> [Problem]:
Every entry should be repeated exactly. Omit the pictures.

(Dataset records)
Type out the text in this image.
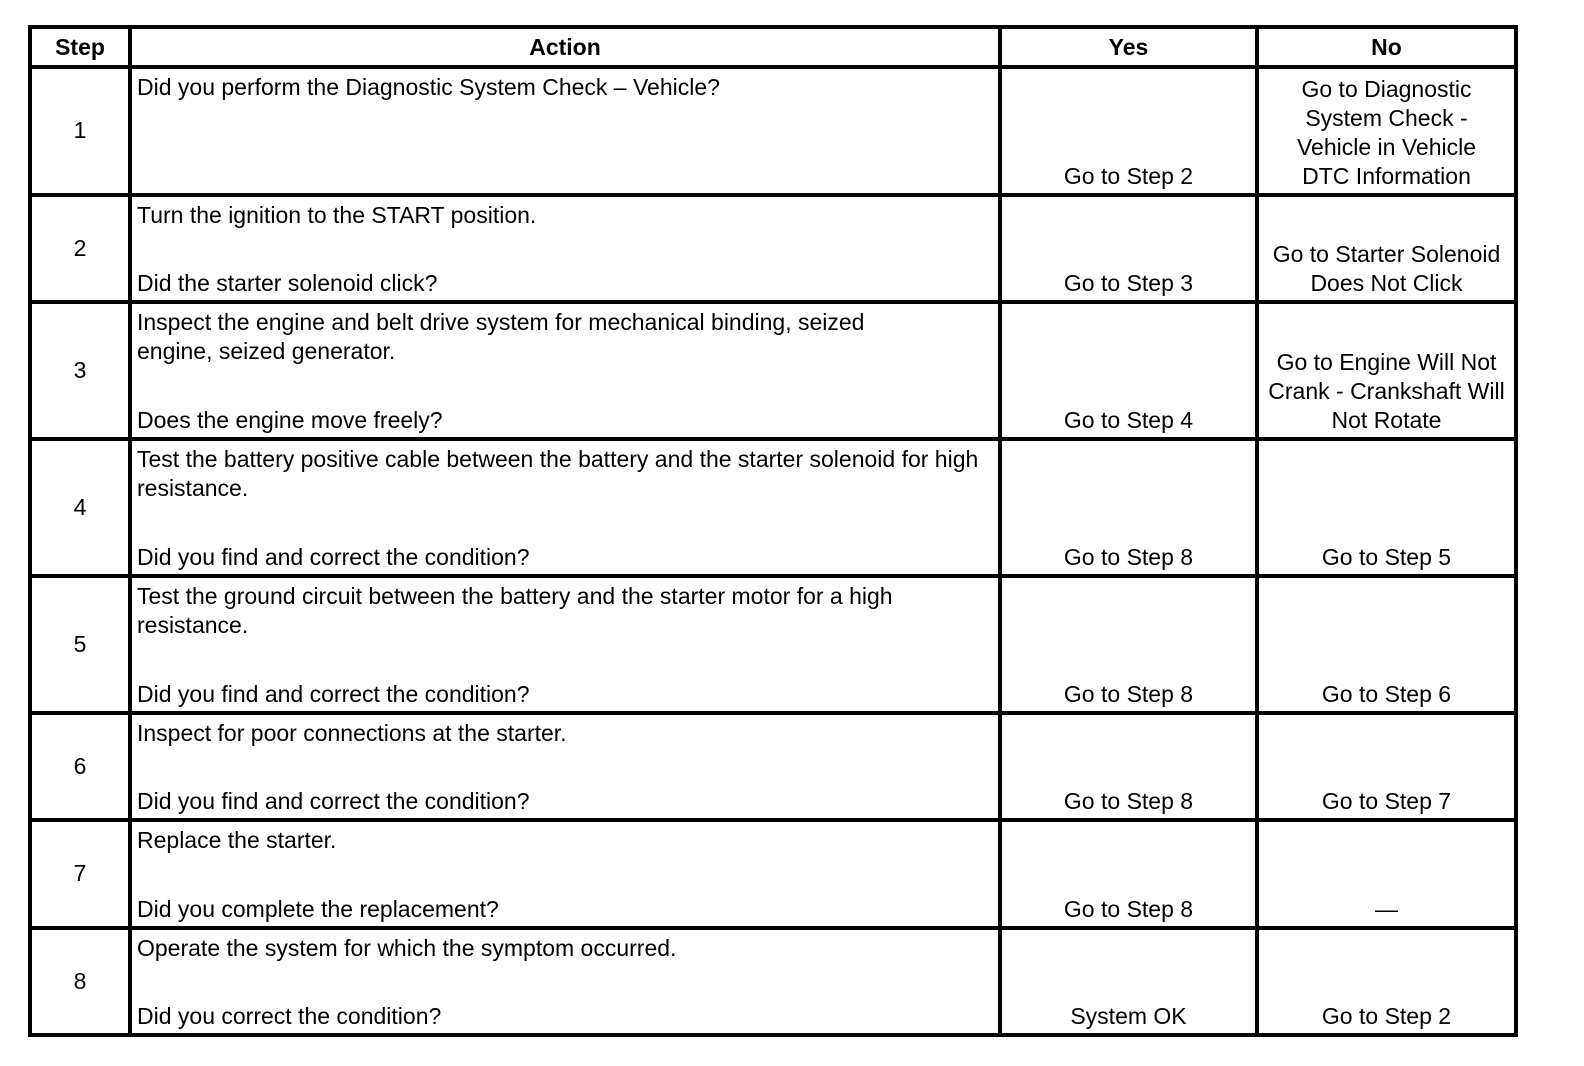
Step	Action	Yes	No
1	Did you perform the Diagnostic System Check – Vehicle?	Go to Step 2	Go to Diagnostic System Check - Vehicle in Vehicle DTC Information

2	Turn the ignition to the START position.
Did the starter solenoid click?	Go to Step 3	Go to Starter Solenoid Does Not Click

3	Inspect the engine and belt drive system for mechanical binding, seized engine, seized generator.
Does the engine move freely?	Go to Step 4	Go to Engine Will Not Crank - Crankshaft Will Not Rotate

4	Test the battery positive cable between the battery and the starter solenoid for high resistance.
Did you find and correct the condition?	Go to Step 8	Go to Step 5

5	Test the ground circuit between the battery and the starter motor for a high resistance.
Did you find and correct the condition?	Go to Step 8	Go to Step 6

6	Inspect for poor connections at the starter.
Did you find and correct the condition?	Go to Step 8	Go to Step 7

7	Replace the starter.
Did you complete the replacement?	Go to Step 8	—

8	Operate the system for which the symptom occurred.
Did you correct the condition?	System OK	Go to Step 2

> [Full output]:
Type out the text in this image.
Step	Action	Yes	No
1	Did you perform the Diagnostic System Check – Vehicle?	Go to Step 2	Go to Diagnostic System Check - Vehicle in Vehicle DTC Information

2	Turn the ignition to the START position.
Did the starter solenoid click?	Go to Step 3	Go to Starter Solenoid Does Not Click

3	Inspect the engine and belt drive system for mechanical binding, seized engine, seized generator.
Does the engine move freely?	Go to Step 4	Go to Engine Will Not Crank - Crankshaft Will Not Rotate

4	Test the battery positive cable between the battery and the starter solenoid for high resistance.
Did you find and correct the condition?	Go to Step 8	Go to Step 5

5	Test the ground circuit between the battery and the starter motor for a high resistance.
Did you find and correct the condition?	Go to Step 8	Go to Step 6

6	Inspect for poor connections at the starter.
Did you find and correct the condition?	Go to Step 8	Go to Step 7

7	Replace the starter.
Did you complete the replacement?	Go to Step 8	—

8	Operate the system for which the symptom occurred.
Did you correct the condition?	System OK	Go to Step 2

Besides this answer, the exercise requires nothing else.